Each entry below should be returned exactly as is, with the pictures removed.

Records from a collection
####################
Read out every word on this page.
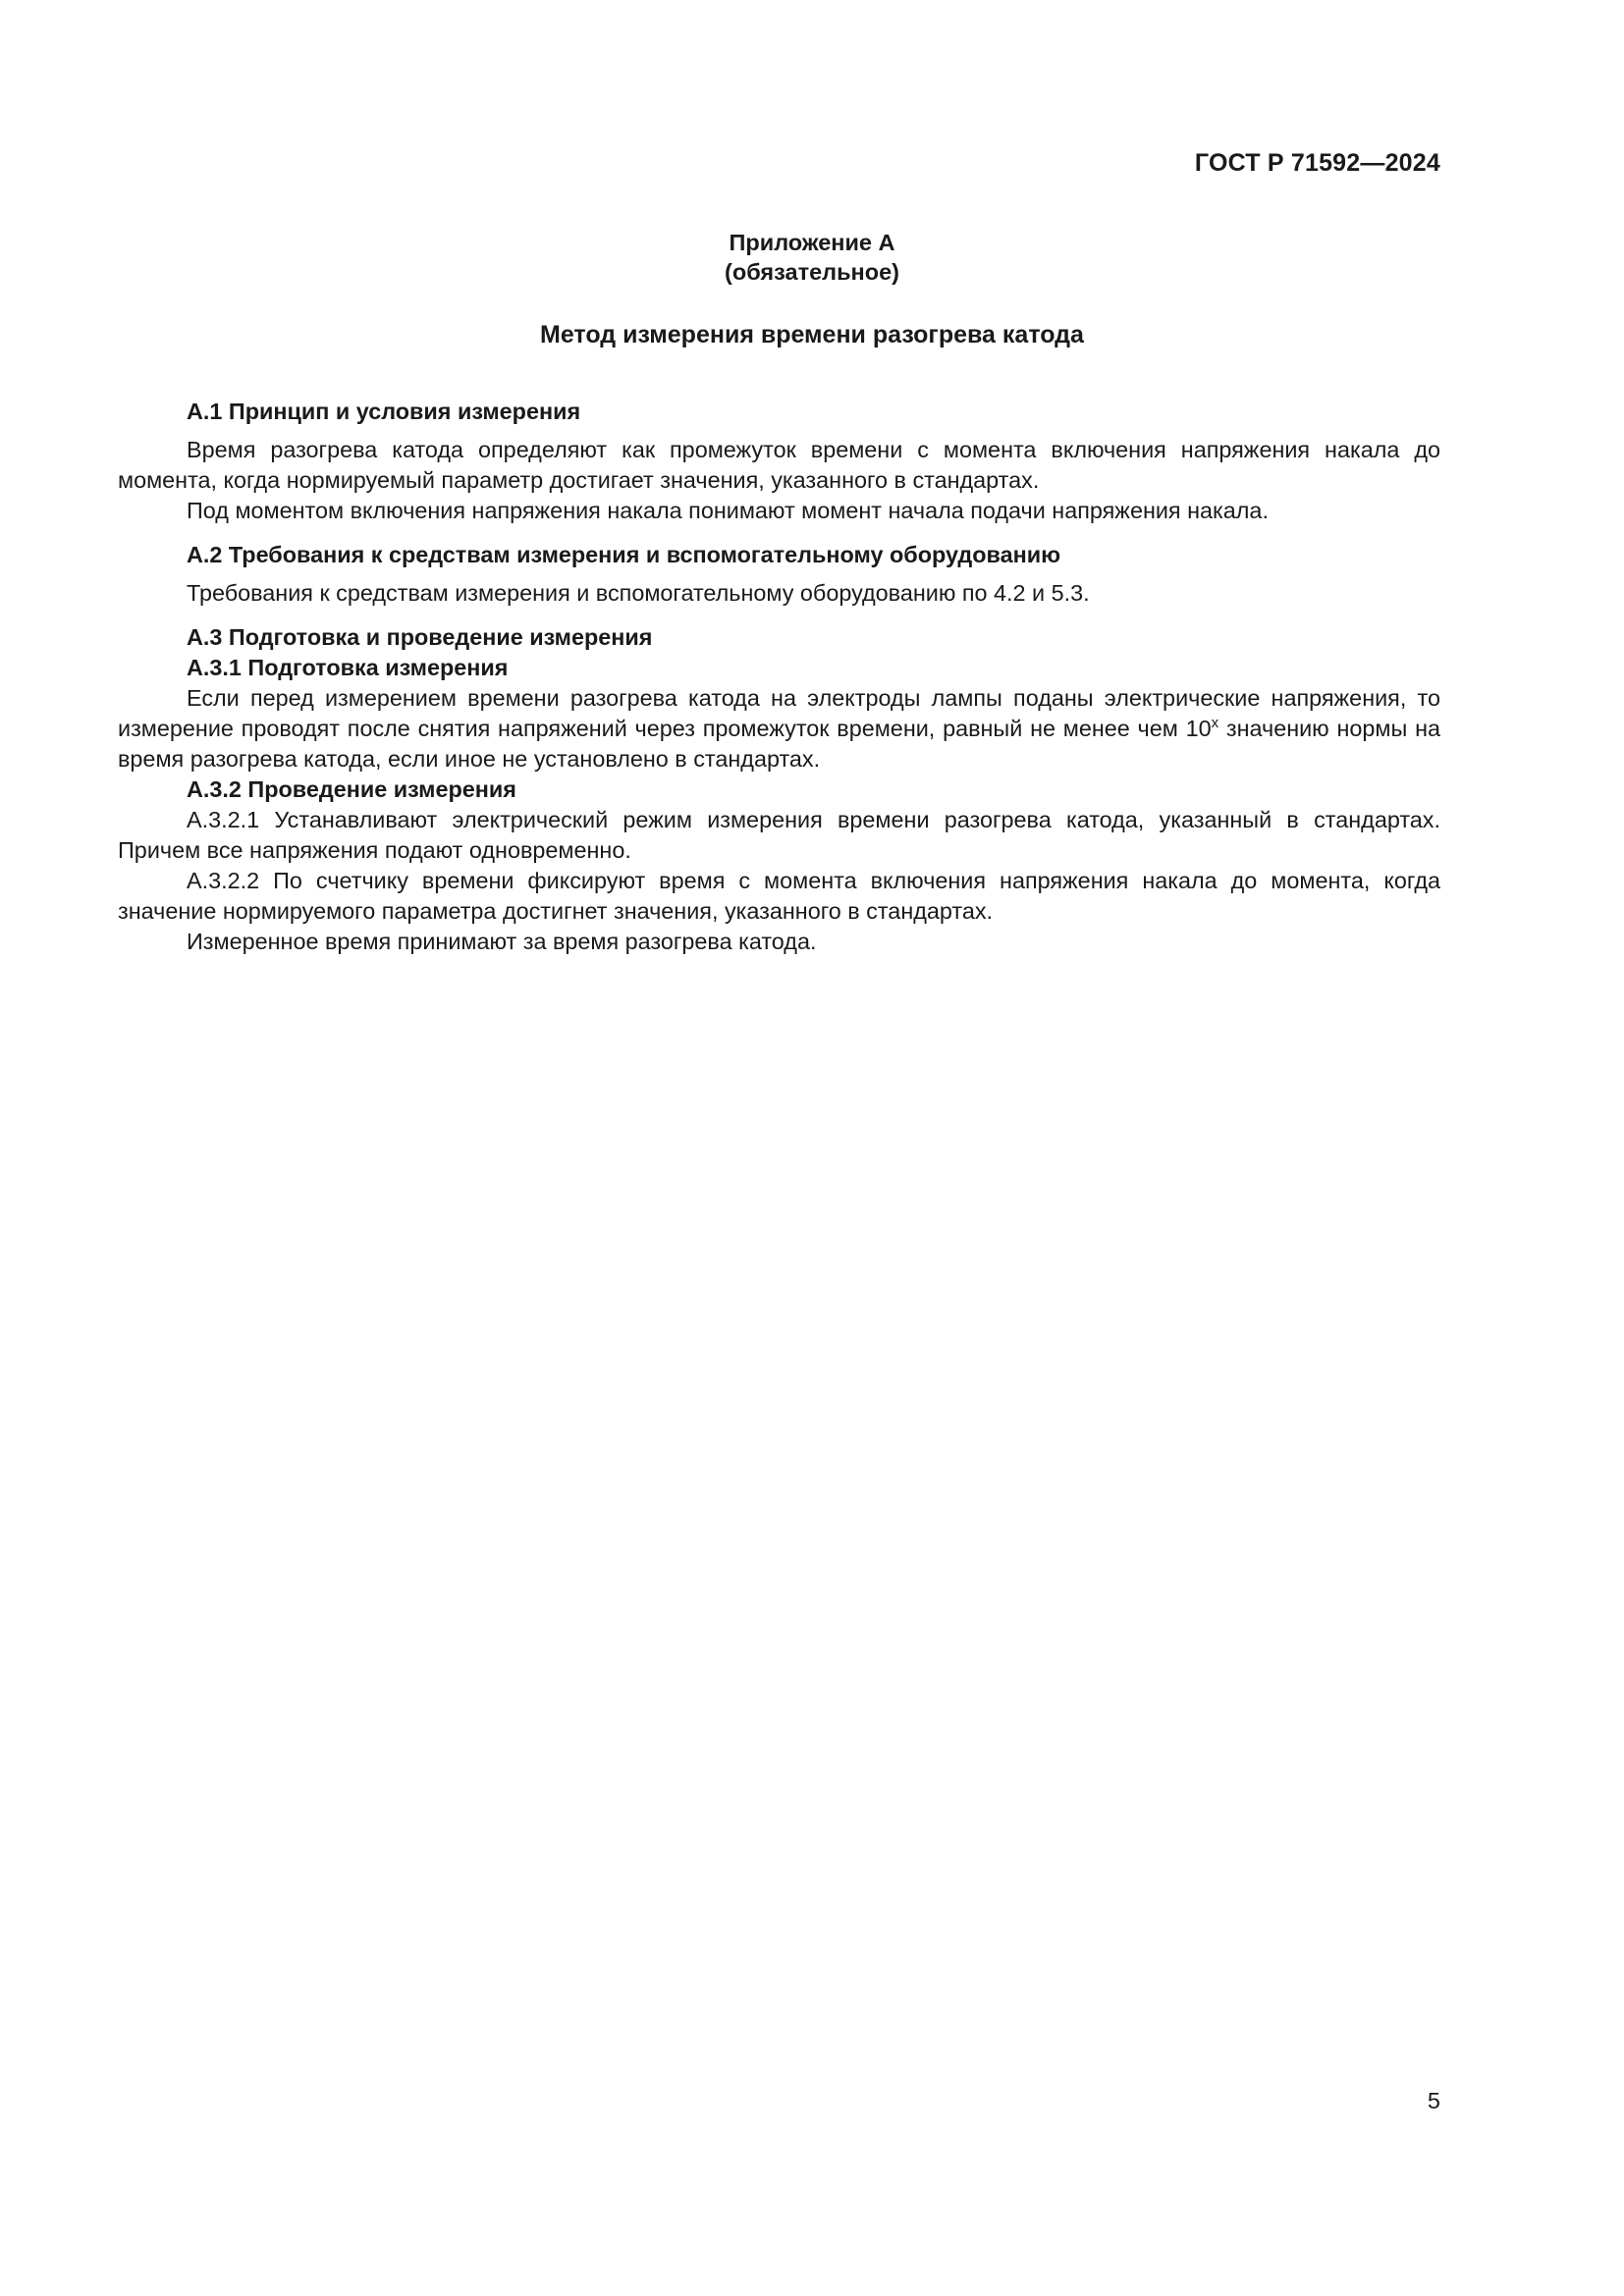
ГОСТ Р 71592—2024
Приложение А
(обязательное)
Метод измерения времени разогрева катода

А.1 Принцип и условия измерения

Время разогрева катода определяют как промежуток времени с момента включения напряжения накала до момента, когда нормируемый параметр достигает значения, указанного в стандартах.

Под моментом включения напряжения накала понимают момент начала подачи напряжения накала.

А.2 Требования к средствам измерения и вспомогательному оборудованию

Требования к средствам измерения и вспомогательному оборудованию по 4.2 и 5.3.

А.3 Подготовка и проведение измерения

А.3.1 Подготовка измерения

Если перед измерением времени разогрева катода на электроды лампы поданы электрические напряжения, то измерение проводят после снятия напряжений через промежуток времени, равный не менее чем 10$^x$ значению нормы на время разогрева катода, если иное не установлено в стандартах.

А.3.2 Проведение измерения

А.3.2.1 Устанавливают электрический режим измерения времени разогрева катода, указанный в стандартах. Причем все напряжения подают одновременно.

А.3.2.2 По счетчику времени фиксируют время с момента включения напряжения накала до момента, когда значение нормируемого параметра достигнет значения, указанного в стандартах.

Измеренное время принимают за время разогрева катода.

5
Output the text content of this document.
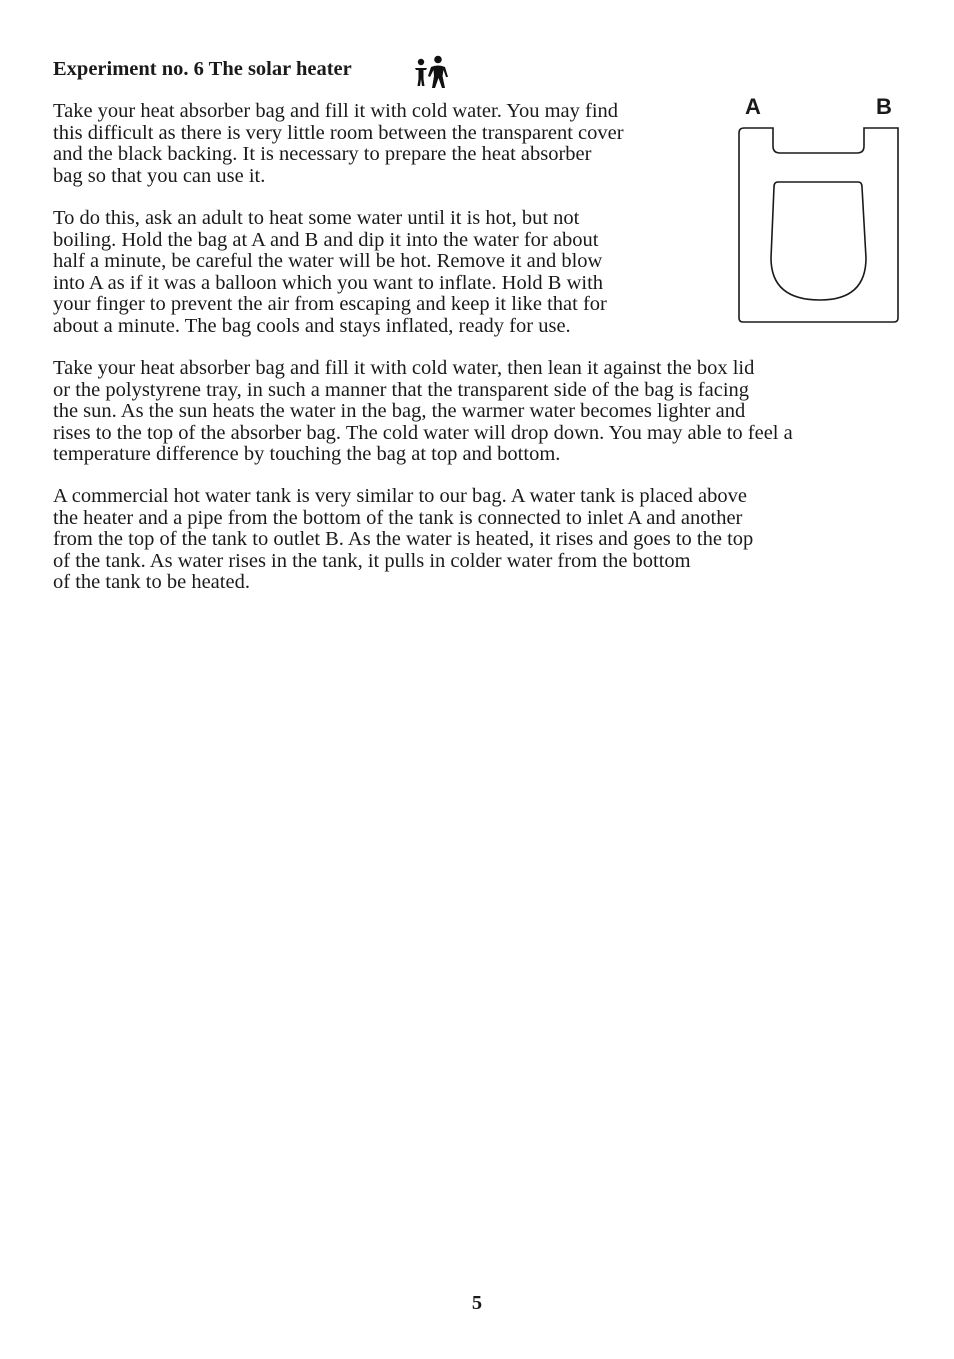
Experiment no. 6 The solar heater
A	B

Take your heat absorber bag and fill it with cold water. You may find
this difficult as there is very little room between the transparent cover
and the black backing. It is necessary to prepare the heat absorber
bag so that you can use it.

To do this, ask an adult to heat some water until it is hot, but not
boiling. Hold the bag at A and B and dip it into the water for about
half a minute, be careful the water will be hot. Remove it and blow
into A as if it was a balloon which you want to inflate. Hold B with
your finger to prevent the air from escaping and keep it like that for
about a minute. The bag cools and stays inflated, ready for use.

Take your heat absorber bag and fill it with cold water, then lean it against the box lid
or the polystyrene tray, in such a manner that the transparent side of the bag is facing
the sun. As the sun heats the water in the bag, the warmer water becomes lighter and
rises to the top of the absorber bag. The cold water will drop down. You may able to feel a
temperature difference by touching the bag at top and bottom.

A commercial hot water tank is very similar to our bag. A water tank is placed above
the heater and a pipe from the bottom of the tank is connected to inlet A and another
from the top of the tank to outlet B. As the water is heated, it rises and goes to the top
of the tank. As water rises in the tank, it pulls in colder water from the bottom
of the tank to be heated.

5
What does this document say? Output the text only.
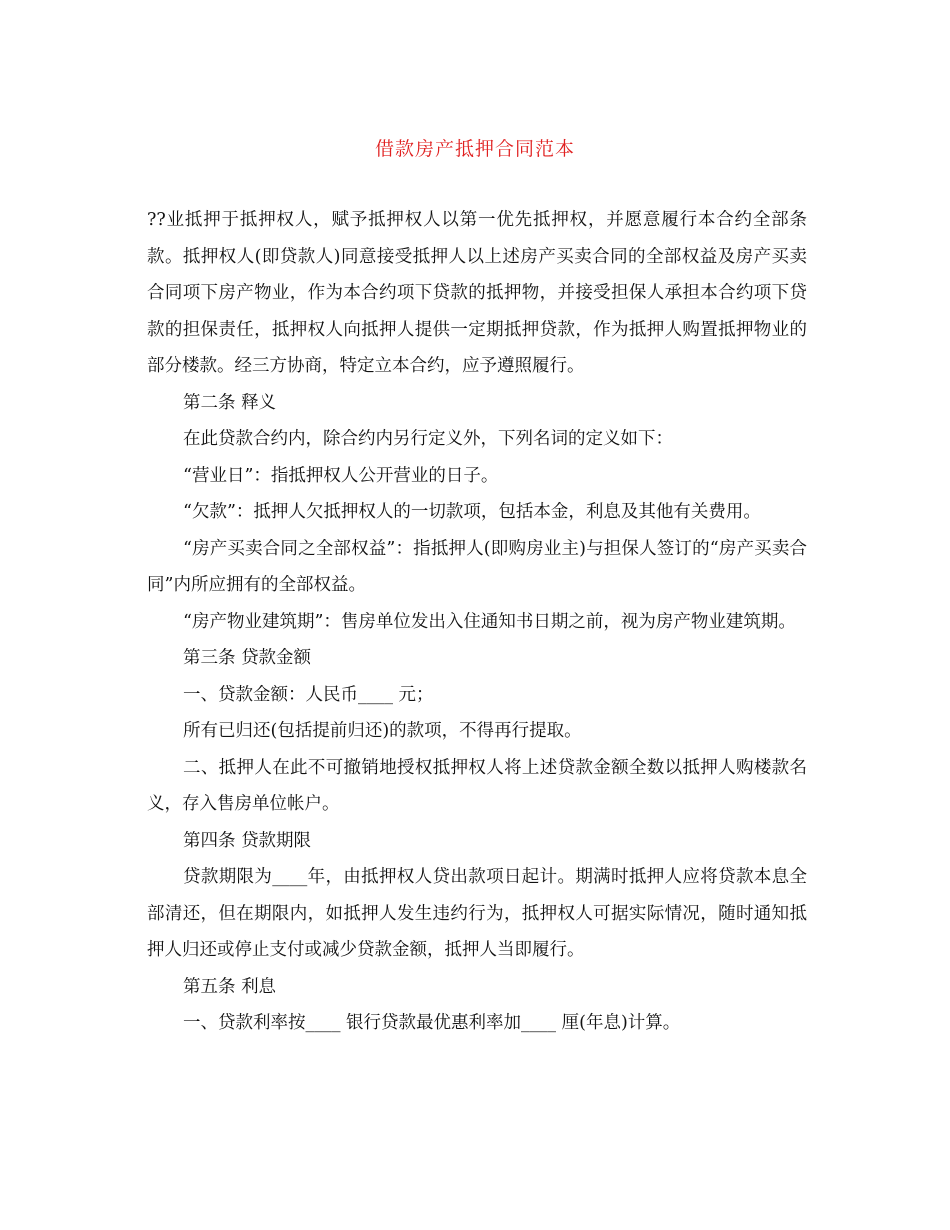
借款房产抵押合同范本

??业抵押于抵押权人，赋予抵押权人以第一优先抵押权，并愿意履行本合约全部条款。抵押权人(即贷款人)同意接受抵押人以上述房产买卖合同的全部权益及房产买卖合同项下房产物业，作为本合约项下贷款的抵押物，并接受担保人承担本合约项下贷款的担保责任，抵押权人向抵押人提供一定期抵押贷款，作为抵押人购置抵押物业的部分楼款。经三方协商，特定立本合约，应予遵照履行。

第二条 释义

在此贷款合约内，除合约内另行定义外，下列名词的定义如下：

“营业日”：指抵押权人公开营业的日子。

“欠款”：抵押人欠抵押权人的一切款项，包括本金，利息及其他有关费用。

“房产买卖合同之全部权益”：指抵押人(即购房业主)与担保人签订的“房产买卖合同”内所应拥有的全部权益。

“房产物业建筑期”：售房单位发出入住通知书日期之前，视为房产物业建筑期。

第三条 贷款金额

一、贷款金额：人民币____ 元；

所有已归还(包括提前归还)的款项，不得再行提取。

二、抵押人在此不可撤销地授权抵押权人将上述贷款金额全数以抵押人购楼款名义，存入售房单位帐户。

第四条 贷款期限

贷款期限为____年，由抵押权人贷出款项日起计。期满时抵押人应将贷款本息全部清还，但在期限内，如抵押人发生违约行为，抵押权人可据实际情况，随时通知抵押人归还或停止支付或减少贷款金额，抵押人当即履行。

第五条 利息

一、贷款利率按____ 银行贷款最优惠利率加____ 厘(年息)计算。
####################
** Expected answer **
Read out every word on this page.
ГОСТ Р 71592—2024
Приложение А
(обязательное)
Метод измерения времени разогрева катода

А.1 Принцип и условия измерения

Время разогрева катода определяют как промежуток времени с момента включения напряжения накала до момента, когда нормируемый параметр достигает значения, указанного в стандартах.

Под моментом включения напряжения накала понимают момент начала подачи напряжения накала.

А.2 Требования к средствам измерения и вспомогательному оборудованию

Требования к средствам измерения и вспомогательному оборудованию по 4.2 и 5.3.

А.3 Подготовка и проведение измерения

А.3.1 Подготовка измерения

Если перед измерением времени разогрева катода на электроды лампы поданы электрические напряжения, то измерение проводят после снятия напряжений через промежуток времени, равный не менее чем 10$^x$ значению нормы на время разогрева катода, если иное не установлено в стандартах.

А.3.2 Проведение измерения

А.3.2.1 Устанавливают электрический режим измерения времени разогрева катода, указанный в стандартах. Причем все напряжения подают одновременно.

А.3.2.2 По счетчику времени фиксируют время с момента включения напряжения накала до момента, когда значение нормируемого параметра достигнет значения, указанного в стандартах.

Измеренное время принимают за время разогрева катода.

5
Output the text content of this document.
Experiment no. 6 The solar heater
A	B

Take your heat absorber bag and fill it with cold water. You may find
this difficult as there is very little room between the transparent cover
and the black backing. It is necessary to prepare the heat absorber
bag so that you can use it.

To do this, ask an adult to heat some water until it is hot, but not
boiling. Hold the bag at A and B and dip it into the water for about
half a minute, be careful the water will be hot. Remove it and blow
into A as if it was a balloon which you want to inflate. Hold B with
your finger to prevent the air from escaping and keep it like that for
about a minute. The bag cools and stays inflated, ready for use.

Take your heat absorber bag and fill it with cold water, then lean it against the box lid
or the polystyrene tray, in such a manner that the transparent side of the bag is facing
the sun. As the sun heats the water in the bag, the warmer water becomes lighter and
rises to the top of the absorber bag. The cold water will drop down. You may able to feel a
temperature difference by touching the bag at top and bottom.

A commercial hot water tank is very similar to our bag. A water tank is placed above
the heater and a pipe from the bottom of the tank is connected to inlet A and another
from the top of the tank to outlet B. As the water is heated, it rises and goes to the top
of the tank. As water rises in the tank, it pulls in colder water from the bottom
of the tank to be heated.

5
What does this document say? Output the text only.
借款房产抵押合同范本

??业抵押于抵押权人，赋予抵押权人以第一优先抵押权，并愿意履行本合约全部条款。抵押权人(即贷款人)同意接受抵押人以上述房产买卖合同的全部权益及房产买卖合同项下房产物业，作为本合约项下贷款的抵押物，并接受担保人承担本合约项下贷款的担保责任，抵押权人向抵押人提供一定期抵押贷款，作为抵押人购置抵押物业的部分楼款。经三方协商，特定立本合约，应予遵照履行。

第二条 释义

在此贷款合约内，除合约内另行定义外，下列名词的定义如下：

“营业日”：指抵押权人公开营业的日子。

“欠款”：抵押人欠抵押权人的一切款项，包括本金，利息及其他有关费用。

“房产买卖合同之全部权益”：指抵押人(即购房业主)与担保人签订的“房产买卖合同”内所应拥有的全部权益。

“房产物业建筑期”：售房单位发出入住通知书日期之前，视为房产物业建筑期。

第三条 贷款金额

一、贷款金额：人民币____ 元；

所有已归还(包括提前归还)的款项，不得再行提取。

二、抵押人在此不可撤销地授权抵押权人将上述贷款金额全数以抵押人购楼款名义，存入售房单位帐户。

第四条 贷款期限

贷款期限为____年，由抵押权人贷出款项日起计。期满时抵押人应将贷款本息全部清还，但在期限内，如抵押人发生违约行为，抵押权人可据实际情况，随时通知抵押人归还或停止支付或减少贷款金额，抵押人当即履行。

第五条 利息

一、贷款利率按____ 银行贷款最优惠利率加____ 厘(年息)计算。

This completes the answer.